RECORDS TO PROCESS
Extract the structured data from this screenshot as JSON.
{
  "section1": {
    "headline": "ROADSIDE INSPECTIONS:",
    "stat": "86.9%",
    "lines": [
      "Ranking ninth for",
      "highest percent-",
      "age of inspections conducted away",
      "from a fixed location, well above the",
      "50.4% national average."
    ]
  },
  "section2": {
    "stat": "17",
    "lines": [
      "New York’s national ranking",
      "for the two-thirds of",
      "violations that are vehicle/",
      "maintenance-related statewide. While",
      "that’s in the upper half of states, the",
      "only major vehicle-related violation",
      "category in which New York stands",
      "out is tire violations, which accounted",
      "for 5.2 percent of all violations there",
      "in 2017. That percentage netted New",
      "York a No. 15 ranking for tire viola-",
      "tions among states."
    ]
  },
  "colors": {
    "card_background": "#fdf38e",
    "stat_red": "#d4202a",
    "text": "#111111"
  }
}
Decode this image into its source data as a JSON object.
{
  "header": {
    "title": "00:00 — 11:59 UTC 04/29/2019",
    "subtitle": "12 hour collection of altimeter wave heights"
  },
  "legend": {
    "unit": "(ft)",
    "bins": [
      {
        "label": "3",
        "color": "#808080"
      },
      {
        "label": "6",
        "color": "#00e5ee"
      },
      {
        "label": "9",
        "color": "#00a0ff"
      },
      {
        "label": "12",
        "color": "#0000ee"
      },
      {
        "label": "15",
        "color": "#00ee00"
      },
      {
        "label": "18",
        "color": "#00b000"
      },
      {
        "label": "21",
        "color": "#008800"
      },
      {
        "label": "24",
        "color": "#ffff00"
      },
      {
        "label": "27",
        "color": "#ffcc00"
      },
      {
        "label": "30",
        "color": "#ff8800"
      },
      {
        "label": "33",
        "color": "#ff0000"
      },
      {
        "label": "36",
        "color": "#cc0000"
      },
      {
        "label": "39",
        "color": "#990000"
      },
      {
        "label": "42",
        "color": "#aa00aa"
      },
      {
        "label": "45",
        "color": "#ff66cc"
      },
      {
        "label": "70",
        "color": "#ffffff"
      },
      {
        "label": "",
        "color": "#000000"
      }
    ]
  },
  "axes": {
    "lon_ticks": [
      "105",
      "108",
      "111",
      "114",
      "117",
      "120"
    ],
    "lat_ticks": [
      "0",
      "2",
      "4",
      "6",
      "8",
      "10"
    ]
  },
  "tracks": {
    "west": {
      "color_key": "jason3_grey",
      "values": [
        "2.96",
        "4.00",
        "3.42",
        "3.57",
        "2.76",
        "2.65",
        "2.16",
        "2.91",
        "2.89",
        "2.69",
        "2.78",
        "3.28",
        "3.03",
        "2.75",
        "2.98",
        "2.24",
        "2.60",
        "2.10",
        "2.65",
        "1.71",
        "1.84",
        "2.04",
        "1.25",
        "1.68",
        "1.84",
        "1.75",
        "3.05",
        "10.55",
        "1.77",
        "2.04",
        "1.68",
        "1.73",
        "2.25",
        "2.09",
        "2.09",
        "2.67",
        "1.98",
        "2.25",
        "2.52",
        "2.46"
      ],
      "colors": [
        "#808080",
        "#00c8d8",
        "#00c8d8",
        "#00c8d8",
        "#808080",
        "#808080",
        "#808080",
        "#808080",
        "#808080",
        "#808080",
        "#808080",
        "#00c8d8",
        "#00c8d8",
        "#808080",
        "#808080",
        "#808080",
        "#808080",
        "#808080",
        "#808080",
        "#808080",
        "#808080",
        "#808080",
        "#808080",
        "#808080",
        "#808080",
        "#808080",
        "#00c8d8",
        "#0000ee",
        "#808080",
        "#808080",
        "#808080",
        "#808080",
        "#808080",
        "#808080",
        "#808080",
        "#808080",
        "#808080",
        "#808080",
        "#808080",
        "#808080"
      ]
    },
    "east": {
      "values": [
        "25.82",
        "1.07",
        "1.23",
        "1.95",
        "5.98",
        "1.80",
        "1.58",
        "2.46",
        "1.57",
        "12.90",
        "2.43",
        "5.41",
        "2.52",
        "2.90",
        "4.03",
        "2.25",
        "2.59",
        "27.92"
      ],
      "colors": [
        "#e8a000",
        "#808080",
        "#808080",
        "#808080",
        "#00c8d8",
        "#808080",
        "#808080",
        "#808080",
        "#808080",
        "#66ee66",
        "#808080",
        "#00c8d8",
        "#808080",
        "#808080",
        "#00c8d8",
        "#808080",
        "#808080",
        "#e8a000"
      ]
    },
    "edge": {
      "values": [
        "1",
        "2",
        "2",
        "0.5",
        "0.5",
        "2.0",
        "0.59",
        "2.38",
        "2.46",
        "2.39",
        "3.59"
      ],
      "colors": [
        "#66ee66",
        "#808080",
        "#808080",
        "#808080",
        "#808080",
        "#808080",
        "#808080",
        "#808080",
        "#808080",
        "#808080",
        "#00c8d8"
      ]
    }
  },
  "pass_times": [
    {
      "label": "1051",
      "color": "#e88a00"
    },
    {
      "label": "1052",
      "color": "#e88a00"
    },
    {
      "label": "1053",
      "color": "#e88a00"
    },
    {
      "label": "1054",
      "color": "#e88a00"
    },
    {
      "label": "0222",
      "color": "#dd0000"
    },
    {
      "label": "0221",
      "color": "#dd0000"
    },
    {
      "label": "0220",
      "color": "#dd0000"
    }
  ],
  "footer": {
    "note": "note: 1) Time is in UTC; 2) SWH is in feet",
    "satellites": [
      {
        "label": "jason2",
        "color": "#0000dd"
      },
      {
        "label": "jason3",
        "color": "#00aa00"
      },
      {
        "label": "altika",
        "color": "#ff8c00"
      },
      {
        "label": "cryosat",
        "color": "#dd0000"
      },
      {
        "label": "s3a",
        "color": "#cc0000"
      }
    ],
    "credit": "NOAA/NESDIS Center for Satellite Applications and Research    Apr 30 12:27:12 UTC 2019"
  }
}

THE REQUEST
Extract the complete data, matching each line exactly.

FINAL ANSWER
Extract the structured data from this screenshot as JSON.
{
  "section1": {
    "headline": "ROADSIDE INSPECTIONS:",
    "stat": "86.9%",
    "lines": [
      "Ranking ninth for",
      "highest percent-",
      "age of inspections conducted away",
      "from a fixed location, well above the",
      "50.4% national average."
    ]
  },
  "section2": {
    "stat": "17",
    "lines": [
      "New York’s national ranking",
      "for the two-thirds of",
      "violations that are vehicle/",
      "maintenance-related statewide. While",
      "that’s in the upper half of states, the",
      "only major vehicle-related violation",
      "category in which New York stands",
      "out is tire violations, which accounted",
      "for 5.2 percent of all violations there",
      "in 2017. That percentage netted New",
      "York a No. 15 ranking for tire viola-",
      "tions among states."
    ]
  },
  "colors": {
    "card_background": "#fdf38e",
    "stat_red": "#d4202a",
    "text": "#111111"
  }
}
Decode this image into its source data as a JSON object.
{
  "header": {
    "title": "00:00 — 11:59 UTC 04/29/2019",
    "subtitle": "12 hour collection of altimeter wave heights"
  },
  "legend": {
    "unit": "(ft)",
    "bins": [
      {
        "label": "3",
        "color": "#808080"
      },
      {
        "label": "6",
        "color": "#00e5ee"
      },
      {
        "label": "9",
        "color": "#00a0ff"
      },
      {
        "label": "12",
        "color": "#0000ee"
      },
      {
        "label": "15",
        "color": "#00ee00"
      },
      {
        "label": "18",
        "color": "#00b000"
      },
      {
        "label": "21",
        "color": "#008800"
      },
      {
        "label": "24",
        "color": "#ffff00"
      },
      {
        "label": "27",
        "color": "#ffcc00"
      },
      {
        "label": "30",
        "color": "#ff8800"
      },
      {
        "label": "33",
        "color": "#ff0000"
      },
      {
        "label": "36",
        "color": "#cc0000"
      },
      {
        "label": "39",
        "color": "#990000"
      },
      {
        "label": "42",
        "color": "#aa00aa"
      },
      {
        "label": "45",
        "color": "#ff66cc"
      },
      {
        "label": "70",
        "color": "#ffffff"
      },
      {
        "label": "",
        "color": "#000000"
      }
    ]
  },
  "axes": {
    "lon_ticks": [
      "105",
      "108",
      "111",
      "114",
      "117",
      "120"
    ],
    "lat_ticks": [
      "0",
      "2",
      "4",
      "6",
      "8",
      "10"
    ]
  },
  "tracks": {
    "west": {
      "color_key": "jason3_grey",
      "values": [
        "2.96",
        "4.00",
        "3.42",
        "3.57",
        "2.76",
        "2.65",
        "2.16",
        "2.91",
        "2.89",
        "2.69",
        "2.78",
        "3.28",
        "3.03",
        "2.75",
        "2.98",
        "2.24",
        "2.60",
        "2.10",
        "2.65",
        "1.71",
        "1.84",
        "2.04",
        "1.25",
        "1.68",
        "1.84",
        "1.75",
        "3.05",
        "10.55",
        "1.77",
        "2.04",
        "1.68",
        "1.73",
        "2.25",
        "2.09",
        "2.09",
        "2.67",
        "1.98",
        "2.25",
        "2.52",
        "2.46"
      ],
      "colors": [
        "#808080",
        "#00c8d8",
        "#00c8d8",
        "#00c8d8",
        "#808080",
        "#808080",
        "#808080",
        "#808080",
        "#808080",
        "#808080",
        "#808080",
        "#00c8d8",
        "#00c8d8",
        "#808080",
        "#808080",
        "#808080",
        "#808080",
        "#808080",
        "#808080",
        "#808080",
        "#808080",
        "#808080",
        "#808080",
        "#808080",
        "#808080",
        "#808080",
        "#00c8d8",
        "#0000ee",
        "#808080",
        "#808080",
        "#808080",
        "#808080",
        "#808080",
        "#808080",
        "#808080",
        "#808080",
        "#808080",
        "#808080",
        "#808080",
        "#808080"
      ]
    },
    "east": {
      "values": [
        "25.82",
        "1.07",
        "1.23",
        "1.95",
        "5.98",
        "1.80",
        "1.58",
        "2.46",
        "1.57",
        "12.90",
        "2.43",
        "5.41",
        "2.52",
        "2.90",
        "4.03",
        "2.25",
        "2.59",
        "27.92"
      ],
      "colors": [
        "#e8a000",
        "#808080",
        "#808080",
        "#808080",
        "#00c8d8",
        "#808080",
        "#808080",
        "#808080",
        "#808080",
        "#66ee66",
        "#808080",
        "#00c8d8",
        "#808080",
        "#808080",
        "#00c8d8",
        "#808080",
        "#808080",
        "#e8a000"
      ]
    },
    "edge": {
      "values": [
        "1",
        "2",
        "2",
        "0.5",
        "0.5",
        "2.0",
        "0.59",
        "2.38",
        "2.46",
        "2.39",
        "3.59"
      ],
      "colors": [
        "#66ee66",
        "#808080",
        "#808080",
        "#808080",
        "#808080",
        "#808080",
        "#808080",
        "#808080",
        "#808080",
        "#808080",
        "#00c8d8"
      ]
    }
  },
  "pass_times": [
    {
      "label": "1051",
      "color": "#e88a00"
    },
    {
      "label": "1052",
      "color": "#e88a00"
    },
    {
      "label": "1053",
      "color": "#e88a00"
    },
    {
      "label": "1054",
      "color": "#e88a00"
    },
    {
      "label": "0222",
      "color": "#dd0000"
    },
    {
      "label": "0221",
      "color": "#dd0000"
    },
    {
      "label": "0220",
      "color": "#dd0000"
    }
  ],
  "footer": {
    "note": "note: 1) Time is in UTC; 2) SWH is in feet",
    "satellites": [
      {
        "label": "jason2",
        "color": "#0000dd"
      },
      {
        "label": "jason3",
        "color": "#00aa00"
      },
      {
        "label": "altika",
        "color": "#ff8c00"
      },
      {
        "label": "cryosat",
        "color": "#dd0000"
      },
      {
        "label": "s3a",
        "color": "#cc0000"
      }
    ],
    "credit": "NOAA/NESDIS Center for Satellite Applications and Research    Apr 30 12:27:12 UTC 2019"
  }
}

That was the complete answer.